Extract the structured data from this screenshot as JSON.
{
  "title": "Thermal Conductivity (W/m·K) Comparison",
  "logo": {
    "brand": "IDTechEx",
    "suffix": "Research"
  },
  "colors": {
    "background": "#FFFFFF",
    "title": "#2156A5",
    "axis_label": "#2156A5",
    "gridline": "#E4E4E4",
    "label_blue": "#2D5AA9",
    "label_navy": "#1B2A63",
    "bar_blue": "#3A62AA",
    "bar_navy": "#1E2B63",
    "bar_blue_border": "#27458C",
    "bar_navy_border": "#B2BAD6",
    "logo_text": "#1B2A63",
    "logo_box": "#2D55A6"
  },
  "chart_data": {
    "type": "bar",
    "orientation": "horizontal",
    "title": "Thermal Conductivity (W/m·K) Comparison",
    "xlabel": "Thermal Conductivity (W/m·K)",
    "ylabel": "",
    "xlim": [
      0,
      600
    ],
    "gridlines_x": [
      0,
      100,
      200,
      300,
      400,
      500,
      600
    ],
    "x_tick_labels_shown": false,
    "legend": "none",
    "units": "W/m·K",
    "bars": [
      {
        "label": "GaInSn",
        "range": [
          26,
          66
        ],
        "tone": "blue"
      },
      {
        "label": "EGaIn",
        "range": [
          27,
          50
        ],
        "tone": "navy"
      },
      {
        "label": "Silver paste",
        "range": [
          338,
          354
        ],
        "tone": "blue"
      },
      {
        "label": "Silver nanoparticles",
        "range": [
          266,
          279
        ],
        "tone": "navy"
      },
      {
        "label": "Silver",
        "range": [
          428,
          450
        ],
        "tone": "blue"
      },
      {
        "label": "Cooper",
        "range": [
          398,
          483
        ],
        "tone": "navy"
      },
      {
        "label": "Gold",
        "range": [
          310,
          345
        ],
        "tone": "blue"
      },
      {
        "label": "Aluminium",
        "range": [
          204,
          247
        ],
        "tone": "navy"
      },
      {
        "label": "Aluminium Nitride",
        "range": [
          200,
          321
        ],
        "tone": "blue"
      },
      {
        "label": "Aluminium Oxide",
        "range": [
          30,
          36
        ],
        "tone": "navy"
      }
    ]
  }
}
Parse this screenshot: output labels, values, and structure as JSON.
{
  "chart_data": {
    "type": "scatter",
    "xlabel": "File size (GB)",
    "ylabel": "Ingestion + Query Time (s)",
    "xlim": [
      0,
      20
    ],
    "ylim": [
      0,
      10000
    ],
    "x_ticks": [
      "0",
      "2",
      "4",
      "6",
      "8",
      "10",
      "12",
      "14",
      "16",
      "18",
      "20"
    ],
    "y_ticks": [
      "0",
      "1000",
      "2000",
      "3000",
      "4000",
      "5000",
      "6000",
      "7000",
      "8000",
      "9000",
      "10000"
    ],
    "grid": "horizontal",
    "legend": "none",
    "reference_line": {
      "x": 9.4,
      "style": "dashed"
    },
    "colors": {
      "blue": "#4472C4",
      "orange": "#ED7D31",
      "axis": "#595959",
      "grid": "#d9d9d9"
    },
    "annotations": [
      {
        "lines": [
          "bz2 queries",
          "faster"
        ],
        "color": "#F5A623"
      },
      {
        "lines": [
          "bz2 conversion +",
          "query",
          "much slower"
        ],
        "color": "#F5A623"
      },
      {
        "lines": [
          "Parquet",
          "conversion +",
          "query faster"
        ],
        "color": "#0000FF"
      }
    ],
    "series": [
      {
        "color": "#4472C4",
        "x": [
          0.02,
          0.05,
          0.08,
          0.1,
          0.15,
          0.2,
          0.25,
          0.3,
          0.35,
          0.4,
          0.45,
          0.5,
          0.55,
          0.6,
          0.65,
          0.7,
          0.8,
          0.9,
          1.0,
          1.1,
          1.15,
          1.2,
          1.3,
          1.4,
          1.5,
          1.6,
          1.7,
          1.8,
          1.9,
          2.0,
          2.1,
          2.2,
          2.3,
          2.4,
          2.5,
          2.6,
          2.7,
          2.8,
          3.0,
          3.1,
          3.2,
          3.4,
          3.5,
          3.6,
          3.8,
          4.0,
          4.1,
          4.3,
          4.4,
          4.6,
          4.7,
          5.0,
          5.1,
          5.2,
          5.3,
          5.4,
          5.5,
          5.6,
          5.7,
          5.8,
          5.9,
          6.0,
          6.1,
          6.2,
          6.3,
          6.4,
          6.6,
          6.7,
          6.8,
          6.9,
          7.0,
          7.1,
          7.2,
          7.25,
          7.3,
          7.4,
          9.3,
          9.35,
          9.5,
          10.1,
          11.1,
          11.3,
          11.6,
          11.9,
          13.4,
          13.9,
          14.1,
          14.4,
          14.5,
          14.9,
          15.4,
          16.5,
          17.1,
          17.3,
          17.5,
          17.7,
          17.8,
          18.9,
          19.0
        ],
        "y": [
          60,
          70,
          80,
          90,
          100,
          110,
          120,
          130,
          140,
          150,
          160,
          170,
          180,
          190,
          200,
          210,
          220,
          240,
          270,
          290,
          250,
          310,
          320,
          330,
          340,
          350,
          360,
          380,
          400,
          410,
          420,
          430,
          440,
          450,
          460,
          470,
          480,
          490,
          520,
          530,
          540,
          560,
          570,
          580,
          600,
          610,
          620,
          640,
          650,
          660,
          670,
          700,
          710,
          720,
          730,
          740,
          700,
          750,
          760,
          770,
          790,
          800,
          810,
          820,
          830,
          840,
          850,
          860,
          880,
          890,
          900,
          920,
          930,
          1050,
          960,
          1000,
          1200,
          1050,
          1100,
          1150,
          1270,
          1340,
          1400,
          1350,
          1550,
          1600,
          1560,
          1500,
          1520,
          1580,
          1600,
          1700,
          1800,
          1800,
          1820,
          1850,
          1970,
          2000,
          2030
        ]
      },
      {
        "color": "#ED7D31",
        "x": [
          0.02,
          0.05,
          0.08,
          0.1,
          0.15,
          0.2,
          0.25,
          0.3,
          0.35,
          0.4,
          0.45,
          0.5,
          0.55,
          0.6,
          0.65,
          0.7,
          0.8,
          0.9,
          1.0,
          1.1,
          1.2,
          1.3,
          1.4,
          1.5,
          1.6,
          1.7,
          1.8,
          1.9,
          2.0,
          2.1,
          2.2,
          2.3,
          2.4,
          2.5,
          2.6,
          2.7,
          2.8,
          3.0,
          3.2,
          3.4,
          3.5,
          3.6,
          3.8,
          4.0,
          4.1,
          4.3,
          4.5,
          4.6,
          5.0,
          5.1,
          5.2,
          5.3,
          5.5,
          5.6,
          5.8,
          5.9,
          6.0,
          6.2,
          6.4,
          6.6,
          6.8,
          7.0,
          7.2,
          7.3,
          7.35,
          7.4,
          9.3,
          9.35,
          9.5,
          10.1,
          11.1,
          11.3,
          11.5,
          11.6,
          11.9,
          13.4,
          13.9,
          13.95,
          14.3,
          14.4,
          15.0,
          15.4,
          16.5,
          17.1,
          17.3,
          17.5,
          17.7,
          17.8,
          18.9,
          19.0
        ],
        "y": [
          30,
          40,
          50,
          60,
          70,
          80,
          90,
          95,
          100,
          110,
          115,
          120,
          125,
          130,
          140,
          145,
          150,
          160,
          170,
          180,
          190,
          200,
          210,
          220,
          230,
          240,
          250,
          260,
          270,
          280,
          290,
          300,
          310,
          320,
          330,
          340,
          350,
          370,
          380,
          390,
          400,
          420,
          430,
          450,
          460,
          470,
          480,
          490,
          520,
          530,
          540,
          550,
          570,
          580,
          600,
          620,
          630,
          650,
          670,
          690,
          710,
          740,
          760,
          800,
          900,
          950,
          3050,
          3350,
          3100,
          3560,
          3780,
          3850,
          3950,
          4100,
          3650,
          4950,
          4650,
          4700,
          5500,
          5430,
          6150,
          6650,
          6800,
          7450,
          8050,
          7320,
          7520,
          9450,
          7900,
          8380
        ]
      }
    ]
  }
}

:::::

Count the lines above that contain the word "this", and reply with only that number.

### Full solution:
2